What is needed: Take the entries below and reproduce them word for word.

— Start Task input —

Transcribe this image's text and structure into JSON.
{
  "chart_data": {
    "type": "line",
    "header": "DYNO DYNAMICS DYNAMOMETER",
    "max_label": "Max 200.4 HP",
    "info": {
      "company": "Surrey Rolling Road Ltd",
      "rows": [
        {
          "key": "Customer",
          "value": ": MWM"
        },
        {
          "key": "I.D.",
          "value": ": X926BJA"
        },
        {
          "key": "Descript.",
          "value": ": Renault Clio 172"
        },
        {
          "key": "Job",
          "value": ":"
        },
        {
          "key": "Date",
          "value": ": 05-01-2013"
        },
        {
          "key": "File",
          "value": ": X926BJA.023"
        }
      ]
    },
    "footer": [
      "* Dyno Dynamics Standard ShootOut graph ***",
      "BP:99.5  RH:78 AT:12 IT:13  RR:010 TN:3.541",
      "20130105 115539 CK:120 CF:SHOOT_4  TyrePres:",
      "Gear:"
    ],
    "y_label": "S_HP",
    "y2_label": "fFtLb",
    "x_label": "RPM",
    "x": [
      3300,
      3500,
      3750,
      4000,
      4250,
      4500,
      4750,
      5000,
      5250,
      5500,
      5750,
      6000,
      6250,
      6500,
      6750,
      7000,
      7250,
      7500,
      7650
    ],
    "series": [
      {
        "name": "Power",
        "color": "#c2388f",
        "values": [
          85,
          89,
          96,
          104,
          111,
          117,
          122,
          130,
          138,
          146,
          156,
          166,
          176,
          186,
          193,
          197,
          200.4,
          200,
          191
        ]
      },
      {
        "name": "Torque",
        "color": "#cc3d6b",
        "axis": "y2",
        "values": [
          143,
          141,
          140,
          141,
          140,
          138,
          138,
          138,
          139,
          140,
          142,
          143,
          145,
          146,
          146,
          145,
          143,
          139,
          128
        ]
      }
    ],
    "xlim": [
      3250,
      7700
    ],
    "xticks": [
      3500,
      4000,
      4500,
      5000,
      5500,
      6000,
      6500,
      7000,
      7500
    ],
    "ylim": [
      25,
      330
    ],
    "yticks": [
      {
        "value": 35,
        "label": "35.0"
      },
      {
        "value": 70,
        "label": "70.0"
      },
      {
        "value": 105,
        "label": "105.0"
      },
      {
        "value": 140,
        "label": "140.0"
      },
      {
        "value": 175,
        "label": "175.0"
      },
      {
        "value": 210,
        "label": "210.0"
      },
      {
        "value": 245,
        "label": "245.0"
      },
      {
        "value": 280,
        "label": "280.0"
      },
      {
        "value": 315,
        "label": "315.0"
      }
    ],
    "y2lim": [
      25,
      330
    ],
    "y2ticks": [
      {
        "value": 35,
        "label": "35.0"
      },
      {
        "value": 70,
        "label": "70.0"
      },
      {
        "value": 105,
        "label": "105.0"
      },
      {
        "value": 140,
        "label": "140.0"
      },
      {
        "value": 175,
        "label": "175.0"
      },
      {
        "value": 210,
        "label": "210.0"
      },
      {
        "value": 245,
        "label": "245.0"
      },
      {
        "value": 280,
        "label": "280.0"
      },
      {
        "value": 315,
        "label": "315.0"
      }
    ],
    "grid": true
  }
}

— End Task input —

Answer:
Transcribe this image's text and structure into JSON.
{
  "chart_data": {
    "type": "line",
    "header": "DYNO DYNAMICS DYNAMOMETER",
    "max_label": "Max 200.4 HP",
    "info": {
      "company": "Surrey Rolling Road Ltd",
      "rows": [
        {
          "key": "Customer",
          "value": ": MWM"
        },
        {
          "key": "I.D.",
          "value": ": X926BJA"
        },
        {
          "key": "Descript.",
          "value": ": Renault Clio 172"
        },
        {
          "key": "Job",
          "value": ":"
        },
        {
          "key": "Date",
          "value": ": 05-01-2013"
        },
        {
          "key": "File",
          "value": ": X926BJA.023"
        }
      ]
    },
    "footer": [
      "* Dyno Dynamics Standard ShootOut graph ***",
      "BP:99.5  RH:78 AT:12 IT:13  RR:010 TN:3.541",
      "20130105 115539 CK:120 CF:SHOOT_4  TyrePres:",
      "Gear:"
    ],
    "y_label": "S_HP",
    "y2_label": "fFtLb",
    "x_label": "RPM",
    "x": [
      3300,
      3500,
      3750,
      4000,
      4250,
      4500,
      4750,
      5000,
      5250,
      5500,
      5750,
      6000,
      6250,
      6500,
      6750,
      7000,
      7250,
      7500,
      7650
    ],
    "series": [
      {
        "name": "Power",
        "color": "#c2388f",
        "values": [
          85,
          89,
          96,
          104,
          111,
          117,
          122,
          130,
          138,
          146,
          156,
          166,
          176,
          186,
          193,
          197,
          200.4,
          200,
          191
        ]
      },
      {
        "name": "Torque",
        "color": "#cc3d6b",
        "axis": "y2",
        "values": [
          143,
          141,
          140,
          141,
          140,
          138,
          138,
          138,
          139,
          140,
          142,
          143,
          145,
          146,
          146,
          145,
          143,
          139,
          128
        ]
      }
    ],
    "xlim": [
      3250,
      7700
    ],
    "xticks": [
      3500,
      4000,
      4500,
      5000,
      5500,
      6000,
      6500,
      7000,
      7500
    ],
    "ylim": [
      25,
      330
    ],
    "yticks": [
      {
        "value": 35,
        "label": "35.0"
      },
      {
        "value": 70,
        "label": "70.0"
      },
      {
        "value": 105,
        "label": "105.0"
      },
      {
        "value": 140,
        "label": "140.0"
      },
      {
        "value": 175,
        "label": "175.0"
      },
      {
        "value": 210,
        "label": "210.0"
      },
      {
        "value": 245,
        "label": "245.0"
      },
      {
        "value": 280,
        "label": "280.0"
      },
      {
        "value": 315,
        "label": "315.0"
      }
    ],
    "y2lim": [
      25,
      330
    ],
    "y2ticks": [
      {
        "value": 35,
        "label": "35.0"
      },
      {
        "value": 70,
        "label": "70.0"
      },
      {
        "value": 105,
        "label": "105.0"
      },
      {
        "value": 140,
        "label": "140.0"
      },
      {
        "value": 175,
        "label": "175.0"
      },
      {
        "value": 210,
        "label": "210.0"
      },
      {
        "value": 245,
        "label": "245.0"
      },
      {
        "value": 280,
        "label": "280.0"
      },
      {
        "value": 315,
        "label": "315.0"
      }
    ],
    "grid": true
  }
}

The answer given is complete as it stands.